### PROVIDED ENTRIES
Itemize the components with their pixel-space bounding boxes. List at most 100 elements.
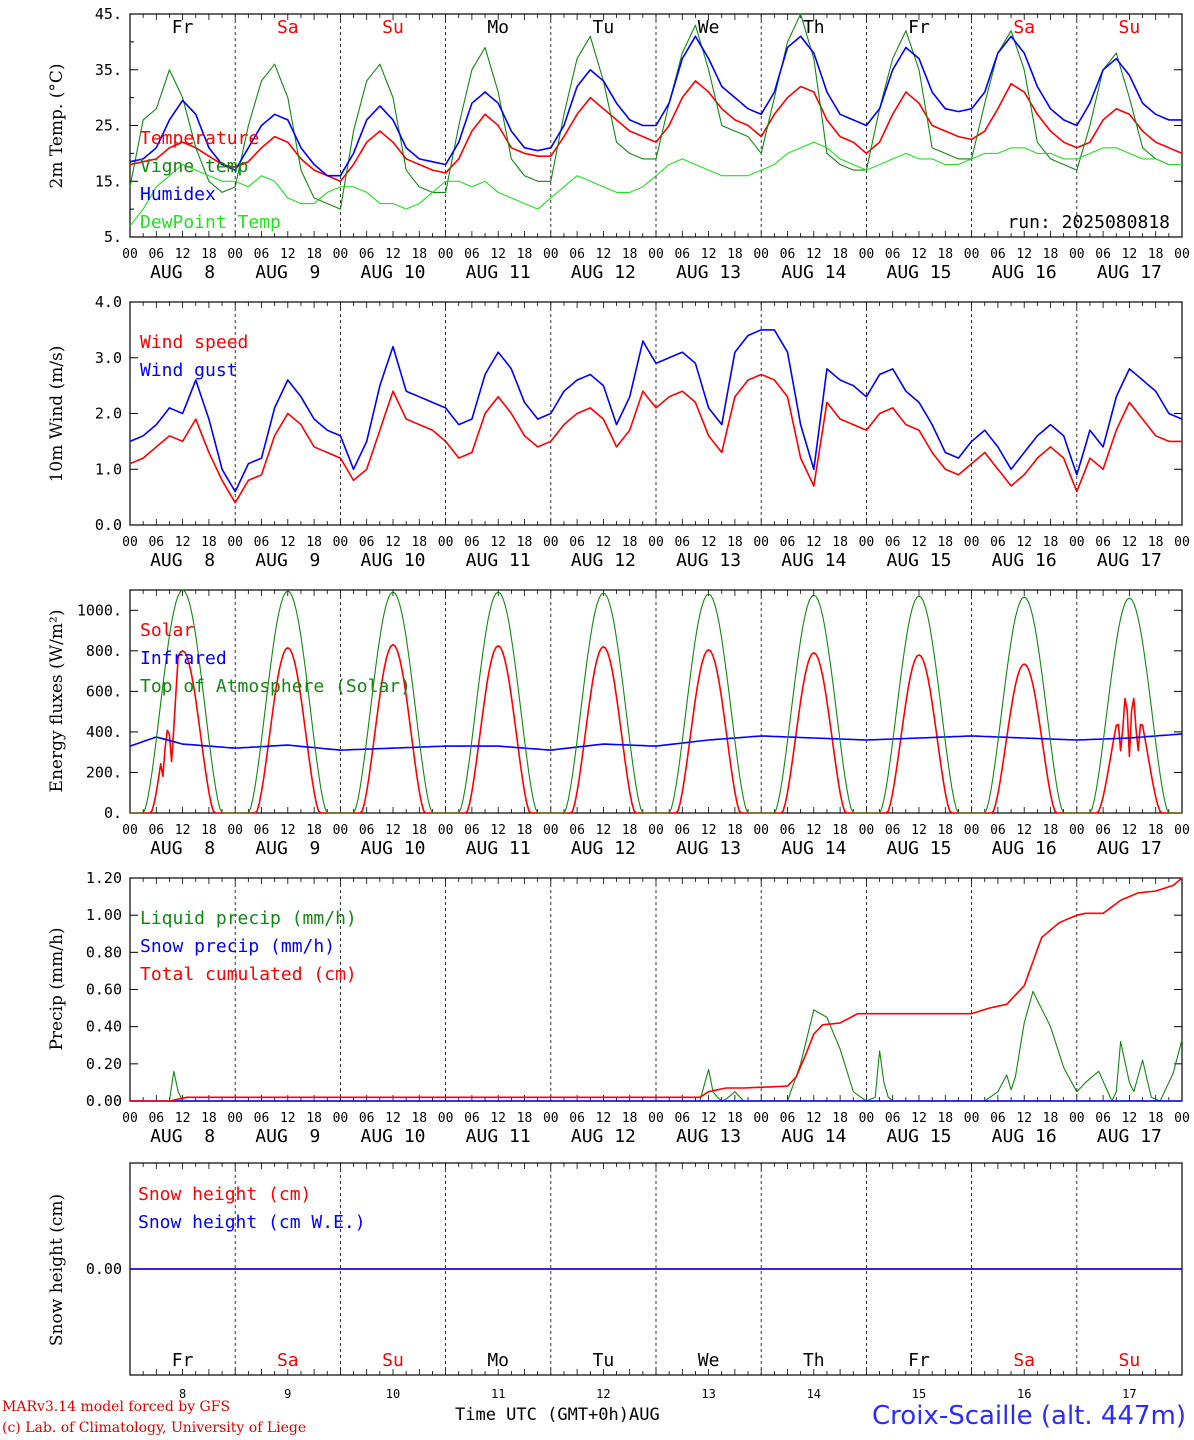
hour-tick-label: 12: [596, 1111, 612, 1126]
hour-tick-label: 18: [517, 823, 533, 838]
hour-tick-label: 00: [859, 1111, 875, 1126]
series-infrared: [129, 733, 1183, 752]
hour-tick-label: 12: [911, 823, 927, 838]
hour-tick-label: 12: [806, 1111, 822, 1126]
hour-tick-label: 00: [964, 823, 980, 838]
hour-tick-label: 18: [937, 247, 953, 262]
weekday-label: Su: [1119, 1350, 1141, 1371]
hour-tick-label: 06: [885, 1111, 901, 1126]
date-labels: AUG 8 AUG 9 AUG 10 AUG 11 AUG 12 AUG 13 AUG 14…: [150, 262, 1162, 283]
hour-tick-label: 18: [306, 535, 322, 550]
day-number: 15: [912, 1387, 926, 1401]
y-axis-label: 2m Temp. (°C): [47, 63, 67, 188]
date-label: AUG 16: [992, 262, 1057, 283]
day-number: 8: [179, 1387, 186, 1401]
hour-tick-label: 00: [227, 247, 243, 262]
hour-tick-label: 18: [1043, 535, 1059, 550]
hour-tick-label: 12: [1122, 823, 1138, 838]
hour-tick-label: 12: [1016, 1111, 1032, 1126]
hour-tick-label: 12: [701, 1111, 717, 1126]
y-tick-label: 4.0: [95, 293, 122, 311]
hour-tick-label: 06: [569, 823, 585, 838]
weekday-label: Sa: [1013, 17, 1035, 38]
hour-tick-label: 06: [885, 823, 901, 838]
date-label: AUG 16: [992, 550, 1057, 571]
hour-tick-label: 00: [543, 247, 559, 262]
hour-tick-label: 00: [753, 1111, 769, 1126]
legend-item: Solar: [140, 620, 194, 641]
hour-tick-label: 00: [859, 823, 875, 838]
date-label: AUG 11: [466, 550, 531, 571]
hour-tick-label: 18: [411, 535, 427, 550]
x-ticks: [129, 1163, 1183, 1375]
hour-tick-label: 18: [411, 247, 427, 262]
legend-item: Wind gust: [140, 360, 238, 381]
hour-tick-label: 06: [359, 1111, 375, 1126]
hour-tick-label: 12: [385, 1111, 401, 1126]
y-tick-label: 400.: [86, 723, 122, 741]
hour-tick-label: 12: [596, 535, 612, 550]
plot-frame: [129, 589, 1183, 814]
legend-item: Snow height (cm W.E.): [138, 1212, 366, 1233]
hour-tick-label: 06: [885, 247, 901, 262]
hour-tick-label: 12: [1016, 535, 1032, 550]
hour-tick-label: 12: [806, 823, 822, 838]
y-tick-label: 1.0: [95, 460, 122, 478]
y-axis-label: Snow height (cm): [47, 1194, 67, 1346]
hour-tick-label: 18: [201, 823, 217, 838]
legend: Liquid precip (mm/h) Snow precip (mm/h) To…: [140, 908, 357, 985]
hour-tick-label: 12: [1016, 823, 1032, 838]
hour-tick-label: 12: [701, 823, 717, 838]
date-label: AUG 12: [571, 550, 636, 571]
hour-tick-label: 00: [122, 823, 138, 838]
hour-tick-label: 12: [175, 247, 191, 262]
date-label: AUG 16: [992, 838, 1057, 859]
day-number: 14: [807, 1387, 821, 1401]
hour-tick-label: 00: [227, 823, 243, 838]
date-label: AUG 13: [676, 838, 741, 859]
panel-energy: 0. 200. 400. 600. 800. 1000. Energy fluxes (W/…: [47, 589, 1190, 859]
hour-tick-label: 06: [254, 535, 270, 550]
hour-tick-label: 00: [1174, 247, 1190, 262]
date-label: AUG 8: [150, 262, 215, 283]
weekday-label: Th: [803, 17, 825, 38]
hour-tick-label: 06: [674, 823, 690, 838]
date-label: AUG 9: [255, 262, 320, 283]
hour-tick-label: 06: [148, 823, 164, 838]
hour-tick-label: 00: [227, 1111, 243, 1126]
hour-tick-label: 18: [937, 1111, 953, 1126]
hour-tick-label: 06: [569, 1111, 585, 1126]
y-tick-label: 0.60: [86, 981, 122, 999]
y-tick-label: 25.: [95, 117, 122, 135]
y-axis-label: Energy fluxes (W/m²): [47, 610, 67, 793]
panel-precip: 0.00 0.20 0.40 0.60 0.80 1.00 1.20 Precip (mm/h…: [47, 869, 1190, 1147]
weekday-label: Fr: [908, 1350, 930, 1371]
y-tick-label: 0.20: [86, 1055, 122, 1073]
x-ticks: [129, 590, 1183, 813]
date-label: AUG 9: [255, 1126, 320, 1147]
hour-tick-label: 18: [306, 1111, 322, 1126]
date-labels: AUG 8 AUG 9 AUG 10 AUG 11 AUG 12 AUG 13 AUG 14…: [150, 550, 1162, 571]
date-label: AUG 17: [1097, 1126, 1162, 1147]
y-axis-label: 10m Wind (m/s): [47, 346, 67, 483]
hour-tick-label: 06: [464, 535, 480, 550]
hour-tick-label: 00: [648, 823, 664, 838]
y-tick-label: 1.20: [86, 869, 122, 887]
date-label: AUG 13: [676, 1126, 741, 1147]
hour-tick-label: 18: [1148, 823, 1164, 838]
legend-item: Total cumulated (cm): [140, 964, 357, 985]
hour-tick-label: 12: [280, 1111, 296, 1126]
hour-tick-label: 12: [1016, 247, 1032, 262]
hour-tick-label: 00: [964, 535, 980, 550]
panel-temperature: 5. 15. 25. 35. 45. 2m Temp. (°C) Temperature Vi…: [47, 5, 1190, 283]
hour-tick-label: 00: [333, 247, 349, 262]
hour-tick-label: 12: [385, 823, 401, 838]
hour-tick-label: 00: [333, 535, 349, 550]
hour-tick-label: 12: [175, 1111, 191, 1126]
y-axis-label: Precip (mm/h): [47, 927, 67, 1050]
y-tick-label: 15.: [95, 172, 122, 190]
hour-tick-label: 18: [1043, 1111, 1059, 1126]
hour-tick-label: 06: [148, 1111, 164, 1126]
lab-credit: (c) Lab. of Climatology, University of L…: [2, 1420, 307, 1436]
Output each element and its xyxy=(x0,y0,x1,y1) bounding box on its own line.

### REQUIREMENT
Format every line of the data above as a JSON list of strings, one string per line, skipping blank lines. Leave the picture out of the list.

### EXERCISE RESPONSE
[
  "Itemize the components with their pixel-space bounding boxes. List at most 100 elements.",
  "hour-tick-label: 12: [596, 1111, 612, 1126]",
  "hour-tick-label: 18: [517, 823, 533, 838]",
  "hour-tick-label: 00: [859, 1111, 875, 1126]",
  "series-infrared: [129, 733, 1183, 752]",
  "hour-tick-label: 12: [911, 823, 927, 838]",
  "hour-tick-label: 12: [806, 1111, 822, 1126]",
  "hour-tick-label: 00: [964, 823, 980, 838]",
  "hour-tick-label: 18: [937, 247, 953, 262]",
  "weekday-label: Su: [1119, 1350, 1141, 1371]",
  "hour-tick-label: 06: [885, 1111, 901, 1126]",
  "date-labels: AUG 8 AUG 9 AUG 10 AUG 11 AUG 12 AUG 13 AUG 14…: [150, 262, 1162, 283]",
  "hour-tick-label: 18: [306, 535, 322, 550]",
  "day-number: 15: [912, 1387, 926, 1401]",
  "y-axis-label: 2m Temp. (°C): [47, 63, 67, 188]",
  "date-label: AUG 16: [992, 262, 1057, 283]",
  "day-number: 8: [179, 1387, 186, 1401]",
  "hour-tick-label: 00: [227, 247, 243, 262]",
  "hour-tick-label: 18: [1043, 535, 1059, 550]",
  "hour-tick-label: 12: [1122, 823, 1138, 838]",
  "hour-tick-label: 12: [1016, 1111, 1032, 1126]",
  "hour-tick-label: 12: [701, 1111, 717, 1126]",
  "y-tick-label: 4.0: [95, 293, 122, 311]",
  "hour-tick-label: 06: [569, 823, 585, 838]",
  "weekday-label: Sa: [1013, 17, 1035, 38]",
  "hour-tick-label: 06: [885, 823, 901, 838]",
  "date-label: AUG 16: [992, 550, 1057, 571]",
  "hour-tick-label: 00: [543, 247, 559, 262]",
  "hour-tick-label: 00: [753, 1111, 769, 1126]",
  "legend-item: Solar: [140, 620, 194, 641]",
  "hour-tick-label: 00: [859, 823, 875, 838]",
  "date-label: AUG 11: [466, 550, 531, 571]",
  "hour-tick-label: 18: [411, 535, 427, 550]",
  "x-ticks: [129, 1163, 1183, 1375]",
  "hour-tick-label: 18: [411, 247, 427, 262]",
  "legend-item: Wind gust: [140, 360, 238, 381]",
  "hour-tick-label: 06: [359, 1111, 375, 1126]",
  "hour-tick-label: 12: [385, 1111, 401, 1126]",
  "y-tick-label: 400.: [86, 723, 122, 741]",
  "hour-tick-label: 12: [596, 535, 612, 550]",
  "plot-frame: [129, 589, 1183, 814]",
  "legend-item: Snow height (cm W.E.): [138, 1212, 366, 1233]",
  "hour-tick-label: 06: [885, 247, 901, 262]",
  "hour-tick-label: 12: [1016, 535, 1032, 550]",
  "hour-tick-label: 12: [806, 823, 822, 838]",
  "y-tick-label: 1.0: [95, 460, 122, 478]",
  "y-axis-label: Snow height (cm): [47, 1194, 67, 1346]",
  "hour-tick-label: 18: [201, 823, 217, 838]",
  "legend: Liquid precip (mm/h) Snow precip (mm/h) To…: [140, 908, 357, 985]",
  "hour-tick-label: 12: [1016, 823, 1032, 838]",
  "hour-tick-label: 12: [701, 823, 717, 838]",
  "date-label: AUG 12: [571, 550, 636, 571]",
  "hour-tick-label: 00: [122, 823, 138, 838]",
  "hour-tick-label: 12: [175, 247, 191, 262]",
  "date-label: AUG 16: [992, 838, 1057, 859]",
  "day-number: 14: [807, 1387, 821, 1401]",
  "hour-tick-label: 00: [227, 823, 243, 838]",
  "date-label: AUG 13: [676, 838, 741, 859]",
  "panel-energy: 0. 200. 400. 600. 800. 1000. Energy fluxes (W/…: [47, 589, 1190, 859]",
  "hour-tick-label: 06: [254, 535, 270, 550]",
  "hour-tick-label: 00: [1174, 247, 1190, 262]",
  "date-label: AUG 8: [150, 262, 215, 283]",
  "weekday-label: Th: [803, 17, 825, 38]",
  "hour-tick-label: 06: [674, 823, 690, 838]",
  "date-label: AUG 9: [255, 262, 320, 283]",
  "hour-tick-label: 06: [148, 823, 164, 838]",
  "hour-tick-label: 00: [227, 1111, 243, 1126]",
  "hour-tick-label: 18: [937, 1111, 953, 1126]",
  "hour-tick-label: 06: [569, 1111, 585, 1126]",
  "y-tick-label: 0.60: [86, 981, 122, 999]",
  "y-tick-label: 25.: [95, 117, 122, 135]",
  "y-axis-label: Energy fluxes (W/m²): [47, 610, 67, 793]",
  "panel-precip: 0.00 0.20 0.40 0.60 0.80 1.00 1.20 Precip (mm/h…: [47, 869, 1190, 1147]",
  "weekday-label: Fr: [908, 1350, 930, 1371]",
  "y-tick-label: 0.20: [86, 1055, 122, 1073]",
  "x-ticks: [129, 590, 1183, 813]",
  "date-label: AUG 9: [255, 1126, 320, 1147]",
  "hour-tick-label: 18: [306, 1111, 322, 1126]",
  "date-labels: AUG 8 AUG 9 AUG 10 AUG 11 AUG 12 AUG 13 AUG 14…: [150, 550, 1162, 571]",
  "date-label: AUG 17: [1097, 1126, 1162, 1147]",
  "y-axis-label: 10m Wind (m/s): [47, 346, 67, 483]",
  "hour-tick-label: 06: [464, 535, 480, 550]",
  "hour-tick-label: 00: [648, 823, 664, 838]",
  "y-tick-label: 1.20: [86, 869, 122, 887]",
  "date-label: AUG 13: [676, 1126, 741, 1147]",
  "hour-tick-label: 18: [1148, 823, 1164, 838]",
  "legend-item: Total cumulated (cm): [140, 964, 357, 985]",
  "hour-tick-label: 12: [280, 1111, 296, 1126]",
  "hour-tick-label: 12: [1016, 247, 1032, 262]",
  "hour-tick-label: 00: [964, 535, 980, 550]",
  "panel-temperature: 5. 15. 25. 35. 45. 2m Temp. (°C) Temperature Vi…: [47, 5, 1190, 283]",
  "hour-tick-label: 00: [333, 247, 349, 262]",
  "hour-tick-label: 12: [385, 823, 401, 838]",
  "hour-tick-label: 00: [333, 535, 349, 550]",
  "hour-tick-label: 12: [175, 1111, 191, 1126]",
  "y-axis-label: Precip (mm/h): [47, 927, 67, 1050]",
  "y-tick-label: 15.: [95, 172, 122, 190]",
  "hour-tick-label: 18: [1043, 1111, 1059, 1126]",
  "hour-tick-label: 06: [148, 1111, 164, 1126]",
  "lab-credit: (c) Lab. of Climatology, University of L…: [2, 1420, 307, 1436]",
  "Output each element and its xyxy=(x0,y0,x1,y1) bounding box on its own line."
]